**What to do:** Copy the passage on sustainable supply chains word for word, everything from "Supply chain management has" down to "doing things right.".

**Supplied text:**

##############################

Supply chain management has traditionally prioritized efficiency, focusing on minimizing costs, speeding up production, and optimizing resources to maximize profitability, often at the expense of environmental and social considerations. In the late 20th century, awareness of the environmental and social impacts of these practices prompted organizations to shift their focus toward sustainable supply chains.
This shift emphasizes effectiveness, where the goal is not just operational efficiency but also aligning supply chain practices with environmental stewardship and social responsibility. Today, companies aim to minimize their negative impact on the planet and society, striving to do the right things for future generations rather than just doing things right.
In this article, we discuss:
- Putting sustainability into supply chains
- Greenhouse gas emissions in the supply chain
- Reducing the negative impacts of the supply chain
- Boosting your business with sustainable supply chains
- The future of supply chain management
Putting Sustainability Into Supply Chains
What Is Sustainable Supply Chain Management?

##############################

**Dataset excerpts:**
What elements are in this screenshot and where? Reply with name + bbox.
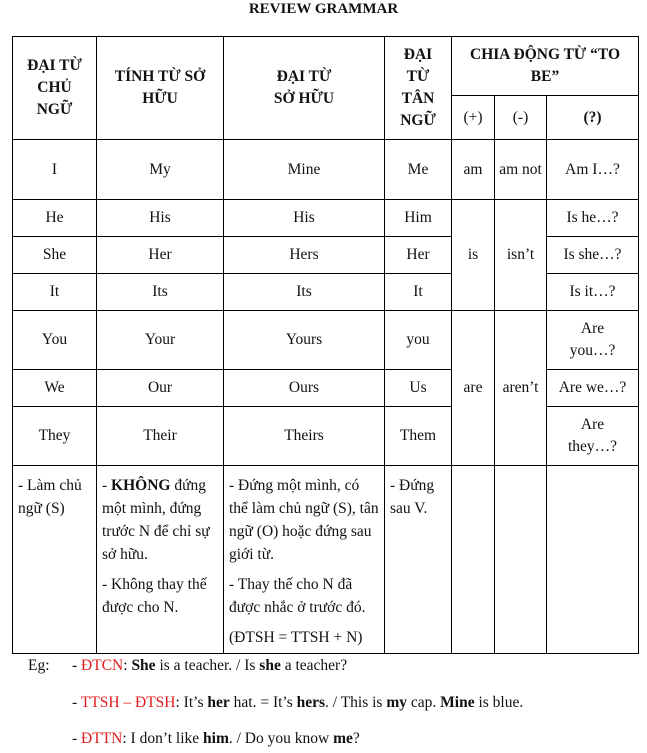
example-tag: TTSH – ĐTSH [80,694,176,711]
example-dash: - [72,730,82,747]
cell-question: Am I…? [547,140,639,200]
example-tag: ĐTTN [81,730,123,747]
cell-possessive-pronoun: Ours [224,370,385,407]
note-empty-negative [495,466,547,654]
example-emphasis: him [203,730,229,747]
example-emphasis: She [131,657,156,674]
cell-positive-is: is [452,200,495,311]
note-emphasis: KHÔNG [111,477,171,494]
example-text: a teacher? [280,657,348,674]
header-object-pronoun: ĐẠI TỪ TÂN NGỮ [385,37,452,140]
note-possessive-adjective [97,466,224,654]
grammar-table [12,36,639,654]
header-negative: (-) [495,96,547,140]
cell-question: Are we…? [547,370,639,407]
note-empty-question [547,466,639,654]
cell-possessive-adjective: My [97,140,224,200]
header-subject-pronoun: ĐẠI TỪ CHỦ NGỮ [13,37,97,140]
note-object [385,466,452,654]
cell-object: Me [385,140,452,200]
example-text: hat. = It’s [229,694,297,711]
example-emphasis: she [259,657,281,674]
cell-question: Are they…? [547,407,639,466]
note-subject-text: - Làm chủ ngữ (S) [18,477,82,517]
example-text: . / Do you know [228,730,334,747]
example-text: . / This is [325,694,387,711]
header-possessive-pronoun-line1: ĐẠI TỪ [276,68,332,85]
note-possessive-adjective-2: - Không thay thế được cho N. [102,576,207,616]
note-dash: - [102,477,112,494]
example-text: : I don’t like [122,730,204,747]
example-text: cap. [407,694,441,711]
cell-subject: I [13,140,97,200]
table-row [13,200,639,237]
cell-object: Her [385,237,452,274]
note-possessive-pronoun-3: (ĐTSH = TTSH + N) [229,629,363,646]
example-emphasis: me [333,730,353,747]
header-possessive-adjective: TÍNH TỪ SỞ HỮU [97,37,224,140]
cell-subject: They [13,407,97,466]
note-subject [13,466,97,654]
table-row [13,140,639,200]
example-line-possessive [72,694,523,712]
header-to-be: CHIA ĐỘNG TỪ “TO BE” [452,37,639,96]
cell-negative: am not [495,140,547,200]
cell-possessive-adjective: Our [97,370,224,407]
cell-possessive-adjective: Your [97,311,224,370]
cell-object: Him [385,200,452,237]
example-line-subject [72,657,347,675]
example-emphasis: Mine [440,694,475,711]
example-dash: - [72,657,82,674]
header-question: (?) [547,96,639,140]
cell-possessive-pronoun: Hers [224,237,385,274]
cell-question: Is she…? [547,237,639,274]
cell-subject: She [13,237,97,274]
cell-object: you [385,311,452,370]
note-possessive-adjective-1 [102,474,218,566]
example-emphasis: her [207,694,230,711]
example-emphasis: my [386,694,408,711]
note-empty-positive [452,466,495,654]
cell-possessive-adjective: His [97,200,224,237]
example-text: ? [352,730,360,747]
cell-possessive-pronoun: His [224,200,385,237]
cell-subject: He [13,200,97,237]
cell-negative-isnt: isn’t [495,200,547,311]
header-possessive-pronoun [224,37,385,140]
table-row [13,311,639,370]
example-dash: - [72,694,81,711]
cell-possessive-pronoun: Mine [224,140,385,200]
example-text: is blue. [474,694,524,711]
table-row-notes [13,466,639,654]
page-title: REVIEW GRAMMAR [248,1,399,17]
cell-possessive-pronoun: Its [224,274,385,311]
note-possessive-pronoun [224,466,385,654]
example-line-object [72,730,360,748]
example-text: is a teacher. / Is [155,657,260,674]
cell-positive-are: are [452,311,495,466]
cell-possessive-adjective: Their [97,407,224,466]
note-possessive-pronoun-1: - Đứng một mình, có thể làm chủ ngữ (S), tân ngữ (O) hoặc đứng sau giới từ. [229,477,379,563]
cell-possessive-adjective: Its [97,274,224,311]
note-rest: đứng một mình, đứng trước N để chỉ sự sở hữu. [102,477,210,563]
examples-label: Eg: [28,657,50,674]
note-object-text: - Đứng sau V. [390,477,435,517]
cell-possessive-adjective: Her [97,237,224,274]
cell-subject: We [13,370,97,407]
cell-subject: You [13,311,97,370]
example-emphasis: hers [296,694,326,711]
cell-question: Is it…? [547,274,639,311]
example-tag: ĐTCN [81,657,124,674]
cell-subject: It [13,274,97,311]
note-possessive-pronoun-2: - Thay thế cho N đã được nhắc ở trước đó. [229,576,366,616]
header-positive: (+) [452,96,495,140]
cell-negative-arent: aren’t [495,311,547,466]
cell-object: It [385,274,452,311]
cell-possessive-pronoun: Yours [224,311,385,370]
example-text: : It’s [175,694,208,711]
cell-positive: am [452,140,495,200]
cell-object: Us [385,370,452,407]
cell-question: Are you…? [547,311,639,370]
example-text: : [123,657,132,674]
cell-object: Them [385,407,452,466]
header-possessive-pronoun-line2: SỞ HỮU [273,90,335,107]
cell-possessive-pronoun: Theirs [224,407,385,466]
cell-question: Is he…? [547,200,639,237]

##############################

**Task result:**
Supply chain management has traditionally prioritized efficiency, focusing on minimizing costs, speeding up production, and optimizing resources to maximize profitability, often at the expense of environmental and social considerations. In the late 20th century, awareness of the environmental and social impacts of these practices prompted organizations to shift their focus toward sustainable supply chains.
This shift emphasizes effectiveness, where the goal is not just operational efficiency but also aligning supply chain practices with environmental stewardship and social responsibility. Today, companies aim to minimize their negative impact on the planet and society, striving to do the right things for future generations rather than just doing things right.